Data listing —

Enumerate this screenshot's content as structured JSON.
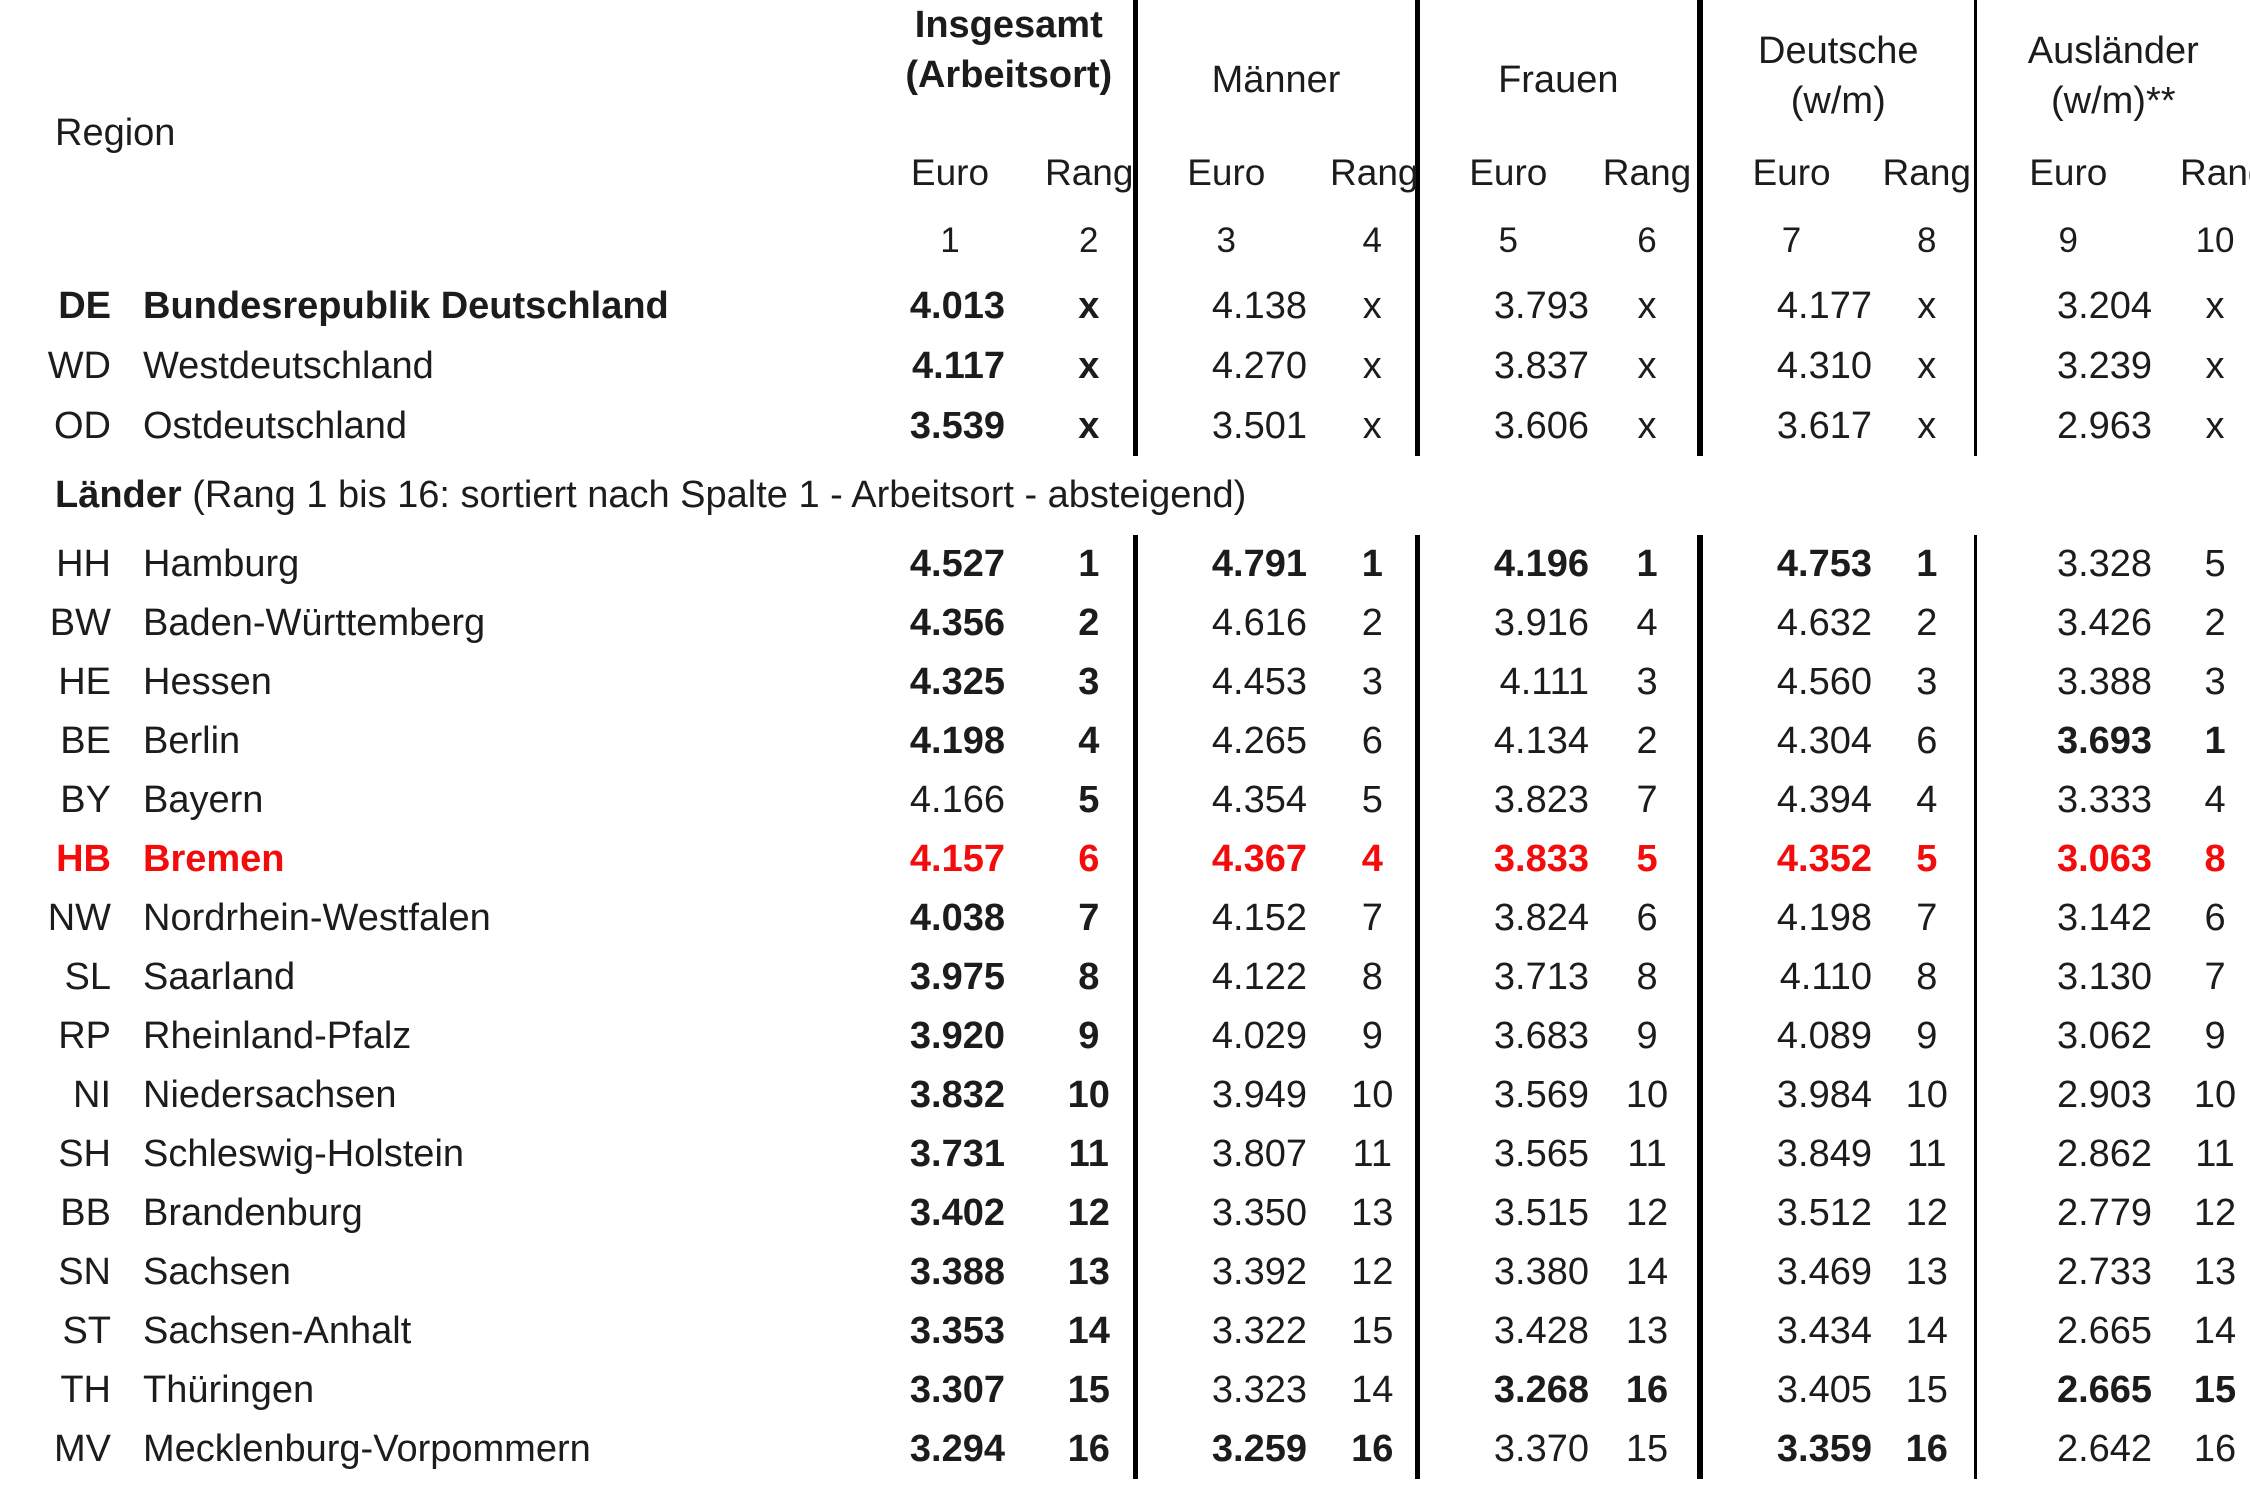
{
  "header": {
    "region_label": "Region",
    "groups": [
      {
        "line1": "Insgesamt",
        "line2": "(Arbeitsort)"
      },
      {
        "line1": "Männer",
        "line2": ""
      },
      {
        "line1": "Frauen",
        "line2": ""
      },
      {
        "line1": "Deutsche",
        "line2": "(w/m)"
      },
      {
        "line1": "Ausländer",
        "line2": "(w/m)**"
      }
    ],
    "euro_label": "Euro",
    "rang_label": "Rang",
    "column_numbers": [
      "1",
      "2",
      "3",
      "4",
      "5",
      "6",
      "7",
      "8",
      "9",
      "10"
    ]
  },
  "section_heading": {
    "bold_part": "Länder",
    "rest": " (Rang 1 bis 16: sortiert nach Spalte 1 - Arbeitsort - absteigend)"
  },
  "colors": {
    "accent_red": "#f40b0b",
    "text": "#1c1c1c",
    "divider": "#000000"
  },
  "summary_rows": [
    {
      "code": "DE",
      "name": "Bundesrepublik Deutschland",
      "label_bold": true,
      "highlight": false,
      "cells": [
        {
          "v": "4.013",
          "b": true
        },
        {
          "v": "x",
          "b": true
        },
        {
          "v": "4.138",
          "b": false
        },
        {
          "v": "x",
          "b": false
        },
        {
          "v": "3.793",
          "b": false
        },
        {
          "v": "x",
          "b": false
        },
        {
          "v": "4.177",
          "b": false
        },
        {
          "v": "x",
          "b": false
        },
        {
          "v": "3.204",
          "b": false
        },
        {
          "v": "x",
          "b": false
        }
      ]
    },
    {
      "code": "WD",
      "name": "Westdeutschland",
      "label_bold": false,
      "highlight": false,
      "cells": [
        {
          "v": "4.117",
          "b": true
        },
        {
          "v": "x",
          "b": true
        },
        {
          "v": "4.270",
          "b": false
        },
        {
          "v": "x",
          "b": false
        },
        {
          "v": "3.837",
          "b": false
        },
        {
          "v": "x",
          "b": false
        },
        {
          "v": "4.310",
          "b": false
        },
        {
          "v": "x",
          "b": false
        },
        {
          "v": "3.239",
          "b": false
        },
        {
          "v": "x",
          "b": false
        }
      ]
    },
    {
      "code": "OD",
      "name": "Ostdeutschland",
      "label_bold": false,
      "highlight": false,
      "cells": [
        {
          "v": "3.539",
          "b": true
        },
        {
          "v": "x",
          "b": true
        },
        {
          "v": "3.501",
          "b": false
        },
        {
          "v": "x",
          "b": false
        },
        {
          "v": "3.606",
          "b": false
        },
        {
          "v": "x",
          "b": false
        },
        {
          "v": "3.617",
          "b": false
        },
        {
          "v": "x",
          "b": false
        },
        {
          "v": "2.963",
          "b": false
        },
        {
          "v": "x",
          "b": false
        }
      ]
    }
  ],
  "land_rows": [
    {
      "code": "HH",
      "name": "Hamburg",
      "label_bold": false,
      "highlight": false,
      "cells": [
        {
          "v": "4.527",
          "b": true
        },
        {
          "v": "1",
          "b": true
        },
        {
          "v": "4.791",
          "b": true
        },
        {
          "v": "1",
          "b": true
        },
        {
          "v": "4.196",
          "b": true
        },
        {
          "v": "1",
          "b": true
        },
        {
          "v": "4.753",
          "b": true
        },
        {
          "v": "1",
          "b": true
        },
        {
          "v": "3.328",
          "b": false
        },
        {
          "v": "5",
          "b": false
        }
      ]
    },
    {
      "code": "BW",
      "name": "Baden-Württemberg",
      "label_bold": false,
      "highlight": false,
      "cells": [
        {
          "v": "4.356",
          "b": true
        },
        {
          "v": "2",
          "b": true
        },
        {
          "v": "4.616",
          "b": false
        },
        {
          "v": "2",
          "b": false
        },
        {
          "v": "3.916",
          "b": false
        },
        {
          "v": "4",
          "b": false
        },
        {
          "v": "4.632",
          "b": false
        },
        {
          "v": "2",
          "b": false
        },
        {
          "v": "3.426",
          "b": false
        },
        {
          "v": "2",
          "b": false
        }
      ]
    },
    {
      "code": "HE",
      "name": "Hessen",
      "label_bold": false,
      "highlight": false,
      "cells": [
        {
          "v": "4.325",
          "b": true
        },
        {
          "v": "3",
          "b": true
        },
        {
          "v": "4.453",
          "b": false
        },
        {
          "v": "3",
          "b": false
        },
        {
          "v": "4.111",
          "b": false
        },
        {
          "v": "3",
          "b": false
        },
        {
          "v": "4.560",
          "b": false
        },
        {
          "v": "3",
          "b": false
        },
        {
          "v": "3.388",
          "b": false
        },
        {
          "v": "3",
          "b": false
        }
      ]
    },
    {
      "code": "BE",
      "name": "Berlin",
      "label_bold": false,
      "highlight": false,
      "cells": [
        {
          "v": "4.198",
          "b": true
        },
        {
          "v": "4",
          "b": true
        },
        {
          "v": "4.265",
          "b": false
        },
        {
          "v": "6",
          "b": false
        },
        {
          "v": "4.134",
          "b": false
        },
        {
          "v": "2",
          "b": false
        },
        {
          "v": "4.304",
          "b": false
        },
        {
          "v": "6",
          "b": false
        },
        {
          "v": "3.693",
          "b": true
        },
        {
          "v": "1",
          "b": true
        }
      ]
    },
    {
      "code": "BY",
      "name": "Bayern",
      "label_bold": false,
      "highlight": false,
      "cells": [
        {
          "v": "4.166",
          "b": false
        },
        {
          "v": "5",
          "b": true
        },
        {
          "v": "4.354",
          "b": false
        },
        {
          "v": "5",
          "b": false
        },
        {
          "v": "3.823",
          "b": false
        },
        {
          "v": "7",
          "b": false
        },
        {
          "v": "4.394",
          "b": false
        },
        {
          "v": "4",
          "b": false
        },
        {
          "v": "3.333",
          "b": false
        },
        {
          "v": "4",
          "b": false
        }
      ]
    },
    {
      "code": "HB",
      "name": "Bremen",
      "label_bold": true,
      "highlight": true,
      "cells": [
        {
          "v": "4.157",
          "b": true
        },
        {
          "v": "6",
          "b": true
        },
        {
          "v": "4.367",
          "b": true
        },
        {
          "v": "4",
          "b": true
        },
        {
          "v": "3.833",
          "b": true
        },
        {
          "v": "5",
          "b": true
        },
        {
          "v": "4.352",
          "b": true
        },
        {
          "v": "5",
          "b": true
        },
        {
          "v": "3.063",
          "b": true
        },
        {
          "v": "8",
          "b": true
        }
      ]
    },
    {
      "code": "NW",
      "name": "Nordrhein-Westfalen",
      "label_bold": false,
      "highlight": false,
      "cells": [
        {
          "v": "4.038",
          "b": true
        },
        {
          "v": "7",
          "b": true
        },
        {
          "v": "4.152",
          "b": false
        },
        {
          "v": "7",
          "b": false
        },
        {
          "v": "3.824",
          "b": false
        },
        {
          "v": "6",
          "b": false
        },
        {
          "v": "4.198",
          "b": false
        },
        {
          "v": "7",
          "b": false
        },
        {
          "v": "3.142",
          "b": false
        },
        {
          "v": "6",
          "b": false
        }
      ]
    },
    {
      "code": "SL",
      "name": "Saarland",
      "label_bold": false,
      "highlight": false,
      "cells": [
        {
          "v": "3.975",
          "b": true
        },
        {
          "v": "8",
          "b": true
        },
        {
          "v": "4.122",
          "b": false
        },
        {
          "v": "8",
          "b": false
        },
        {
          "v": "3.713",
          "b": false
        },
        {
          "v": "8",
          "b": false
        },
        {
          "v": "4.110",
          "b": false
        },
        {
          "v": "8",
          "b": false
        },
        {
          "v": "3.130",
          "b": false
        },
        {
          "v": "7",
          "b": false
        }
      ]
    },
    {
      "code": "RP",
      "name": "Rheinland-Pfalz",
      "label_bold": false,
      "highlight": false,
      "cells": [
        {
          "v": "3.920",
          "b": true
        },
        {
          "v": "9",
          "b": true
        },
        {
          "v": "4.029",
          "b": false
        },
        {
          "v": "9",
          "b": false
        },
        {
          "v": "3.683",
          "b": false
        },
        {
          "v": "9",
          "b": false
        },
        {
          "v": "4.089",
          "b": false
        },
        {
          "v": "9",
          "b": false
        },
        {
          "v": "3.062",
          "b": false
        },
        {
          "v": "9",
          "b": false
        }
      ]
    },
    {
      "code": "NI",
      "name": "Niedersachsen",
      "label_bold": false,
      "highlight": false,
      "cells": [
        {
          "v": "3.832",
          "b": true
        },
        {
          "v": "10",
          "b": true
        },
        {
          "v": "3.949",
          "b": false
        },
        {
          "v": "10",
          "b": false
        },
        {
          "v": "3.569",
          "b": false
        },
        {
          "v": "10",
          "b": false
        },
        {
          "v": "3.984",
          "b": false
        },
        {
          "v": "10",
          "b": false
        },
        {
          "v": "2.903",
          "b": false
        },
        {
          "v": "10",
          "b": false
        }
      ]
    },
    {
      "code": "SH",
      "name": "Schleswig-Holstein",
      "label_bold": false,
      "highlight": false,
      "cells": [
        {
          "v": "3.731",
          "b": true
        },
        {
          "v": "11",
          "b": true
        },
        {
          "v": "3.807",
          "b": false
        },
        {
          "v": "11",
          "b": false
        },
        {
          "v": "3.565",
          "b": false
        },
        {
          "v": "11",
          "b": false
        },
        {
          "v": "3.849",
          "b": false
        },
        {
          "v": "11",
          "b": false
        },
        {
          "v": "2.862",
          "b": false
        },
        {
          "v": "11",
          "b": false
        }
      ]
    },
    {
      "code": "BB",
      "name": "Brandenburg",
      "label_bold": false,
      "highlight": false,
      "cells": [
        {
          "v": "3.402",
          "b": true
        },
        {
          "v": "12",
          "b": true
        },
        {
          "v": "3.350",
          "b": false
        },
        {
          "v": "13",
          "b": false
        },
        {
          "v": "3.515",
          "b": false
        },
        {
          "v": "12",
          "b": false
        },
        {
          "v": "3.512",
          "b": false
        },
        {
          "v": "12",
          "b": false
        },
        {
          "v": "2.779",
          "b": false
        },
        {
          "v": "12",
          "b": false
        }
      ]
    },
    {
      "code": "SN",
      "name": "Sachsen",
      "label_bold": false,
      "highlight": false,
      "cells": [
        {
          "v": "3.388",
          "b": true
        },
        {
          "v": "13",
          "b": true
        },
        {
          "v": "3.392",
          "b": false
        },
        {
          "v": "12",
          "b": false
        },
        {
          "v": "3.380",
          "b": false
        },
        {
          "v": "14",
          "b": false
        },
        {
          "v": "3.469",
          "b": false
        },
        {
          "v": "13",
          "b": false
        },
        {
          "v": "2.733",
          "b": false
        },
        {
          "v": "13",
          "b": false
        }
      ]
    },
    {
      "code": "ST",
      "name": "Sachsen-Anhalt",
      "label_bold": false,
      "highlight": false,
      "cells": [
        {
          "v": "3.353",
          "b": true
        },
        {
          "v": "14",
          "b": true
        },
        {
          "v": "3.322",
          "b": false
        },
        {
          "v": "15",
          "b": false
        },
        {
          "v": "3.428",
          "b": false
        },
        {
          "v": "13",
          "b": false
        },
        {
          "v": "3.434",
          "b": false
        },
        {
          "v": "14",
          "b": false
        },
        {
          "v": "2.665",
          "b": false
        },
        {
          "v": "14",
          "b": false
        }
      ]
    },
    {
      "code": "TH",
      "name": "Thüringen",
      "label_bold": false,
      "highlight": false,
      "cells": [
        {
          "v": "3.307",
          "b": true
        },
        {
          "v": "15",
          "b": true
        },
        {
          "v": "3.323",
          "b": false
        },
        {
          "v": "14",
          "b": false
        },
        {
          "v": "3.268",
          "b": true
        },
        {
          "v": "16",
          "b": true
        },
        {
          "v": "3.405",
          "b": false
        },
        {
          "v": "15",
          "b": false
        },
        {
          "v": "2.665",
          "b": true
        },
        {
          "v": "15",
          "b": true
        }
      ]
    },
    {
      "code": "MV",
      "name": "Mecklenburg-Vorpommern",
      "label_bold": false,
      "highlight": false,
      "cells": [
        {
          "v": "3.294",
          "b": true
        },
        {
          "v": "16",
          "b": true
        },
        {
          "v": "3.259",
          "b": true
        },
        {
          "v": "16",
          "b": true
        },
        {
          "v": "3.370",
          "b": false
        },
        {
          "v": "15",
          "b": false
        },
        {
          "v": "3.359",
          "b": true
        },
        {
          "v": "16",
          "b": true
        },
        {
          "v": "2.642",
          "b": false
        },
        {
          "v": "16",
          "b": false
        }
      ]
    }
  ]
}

Required work —
Read through the entries and copy every line that includes "Arbeitsort".

Solution below —
        "line2": "(Arbeitsort)"
    "rest": " (Rang 1 bis 16: sortiert nach Spalte 1 - Arbeitsort - absteigend)"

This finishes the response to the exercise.